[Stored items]
# # # # # # #
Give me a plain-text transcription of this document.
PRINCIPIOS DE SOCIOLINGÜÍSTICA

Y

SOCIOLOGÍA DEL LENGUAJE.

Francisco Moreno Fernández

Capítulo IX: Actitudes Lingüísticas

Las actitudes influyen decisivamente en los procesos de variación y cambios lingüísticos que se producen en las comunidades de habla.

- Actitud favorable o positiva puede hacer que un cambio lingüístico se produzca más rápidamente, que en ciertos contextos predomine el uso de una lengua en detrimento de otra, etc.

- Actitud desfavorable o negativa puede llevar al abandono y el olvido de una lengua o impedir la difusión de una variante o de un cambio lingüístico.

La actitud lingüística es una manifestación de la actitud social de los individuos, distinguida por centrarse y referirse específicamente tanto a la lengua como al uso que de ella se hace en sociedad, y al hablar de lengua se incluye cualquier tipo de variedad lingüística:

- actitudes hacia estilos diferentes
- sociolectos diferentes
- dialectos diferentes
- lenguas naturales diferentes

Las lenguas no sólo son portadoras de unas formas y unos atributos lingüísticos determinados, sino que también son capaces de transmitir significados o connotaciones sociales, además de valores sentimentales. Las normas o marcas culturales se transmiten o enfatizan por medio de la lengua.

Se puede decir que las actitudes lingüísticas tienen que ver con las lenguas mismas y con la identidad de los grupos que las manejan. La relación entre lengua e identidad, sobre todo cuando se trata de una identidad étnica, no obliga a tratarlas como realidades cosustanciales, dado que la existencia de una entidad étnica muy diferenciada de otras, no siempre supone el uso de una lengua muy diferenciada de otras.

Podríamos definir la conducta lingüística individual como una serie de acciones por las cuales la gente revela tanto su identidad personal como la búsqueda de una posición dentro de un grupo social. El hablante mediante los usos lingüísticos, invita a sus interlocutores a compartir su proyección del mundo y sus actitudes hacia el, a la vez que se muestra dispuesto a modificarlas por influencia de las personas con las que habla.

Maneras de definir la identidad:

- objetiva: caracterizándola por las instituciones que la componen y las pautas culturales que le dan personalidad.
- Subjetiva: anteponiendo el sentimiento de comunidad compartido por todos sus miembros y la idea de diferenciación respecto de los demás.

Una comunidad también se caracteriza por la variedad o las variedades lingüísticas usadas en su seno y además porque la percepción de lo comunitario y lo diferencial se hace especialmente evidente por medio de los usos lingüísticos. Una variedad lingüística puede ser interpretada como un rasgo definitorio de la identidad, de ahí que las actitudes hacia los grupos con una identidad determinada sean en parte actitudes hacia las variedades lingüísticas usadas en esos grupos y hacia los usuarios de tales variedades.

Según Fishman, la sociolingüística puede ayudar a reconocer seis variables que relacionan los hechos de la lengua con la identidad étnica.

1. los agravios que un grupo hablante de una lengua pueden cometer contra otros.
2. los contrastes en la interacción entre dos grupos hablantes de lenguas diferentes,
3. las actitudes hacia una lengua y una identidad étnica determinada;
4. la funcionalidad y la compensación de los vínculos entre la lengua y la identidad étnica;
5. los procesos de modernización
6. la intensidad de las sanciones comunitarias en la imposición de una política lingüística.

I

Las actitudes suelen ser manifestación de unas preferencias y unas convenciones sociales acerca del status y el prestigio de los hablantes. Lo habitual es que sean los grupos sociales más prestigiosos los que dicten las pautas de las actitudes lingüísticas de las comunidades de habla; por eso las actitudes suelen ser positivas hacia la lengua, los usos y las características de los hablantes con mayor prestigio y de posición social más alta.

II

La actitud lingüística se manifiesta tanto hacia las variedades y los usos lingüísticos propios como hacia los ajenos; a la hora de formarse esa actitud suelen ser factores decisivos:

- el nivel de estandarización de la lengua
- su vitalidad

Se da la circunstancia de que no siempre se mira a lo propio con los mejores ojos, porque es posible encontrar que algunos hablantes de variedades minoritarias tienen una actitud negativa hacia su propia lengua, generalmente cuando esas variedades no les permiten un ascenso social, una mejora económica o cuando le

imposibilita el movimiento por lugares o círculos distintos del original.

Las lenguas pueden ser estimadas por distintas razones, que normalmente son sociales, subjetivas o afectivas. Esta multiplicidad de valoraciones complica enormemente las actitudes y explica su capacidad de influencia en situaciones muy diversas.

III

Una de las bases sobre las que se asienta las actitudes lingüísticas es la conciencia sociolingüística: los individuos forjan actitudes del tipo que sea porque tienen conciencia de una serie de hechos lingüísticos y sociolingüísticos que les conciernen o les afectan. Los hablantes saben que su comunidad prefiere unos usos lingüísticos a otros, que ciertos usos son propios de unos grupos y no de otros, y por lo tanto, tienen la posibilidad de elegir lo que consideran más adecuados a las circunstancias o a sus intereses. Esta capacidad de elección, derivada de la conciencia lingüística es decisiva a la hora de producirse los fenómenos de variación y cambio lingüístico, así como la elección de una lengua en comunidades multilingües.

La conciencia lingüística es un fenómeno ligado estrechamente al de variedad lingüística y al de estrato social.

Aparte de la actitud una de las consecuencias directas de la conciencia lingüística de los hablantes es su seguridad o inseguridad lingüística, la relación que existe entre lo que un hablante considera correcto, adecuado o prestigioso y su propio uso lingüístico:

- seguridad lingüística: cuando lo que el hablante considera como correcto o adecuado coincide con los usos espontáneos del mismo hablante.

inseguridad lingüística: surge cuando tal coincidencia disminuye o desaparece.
# # # # # # #
**What you need to do:** List all lines in the material containing the string "pueden".

**Answer for this exercise:**
1. los agravios que un grupo hablante de una lengua pueden cometer contra otros.
Las lenguas pueden ser estimadas por distintas razones, que normalmente son sociales, subjetivas o afectivas. Esta multiplicidad de valoraciones complica enormemente las actitudes y explica su capacidad de influencia en situaciones muy diversas.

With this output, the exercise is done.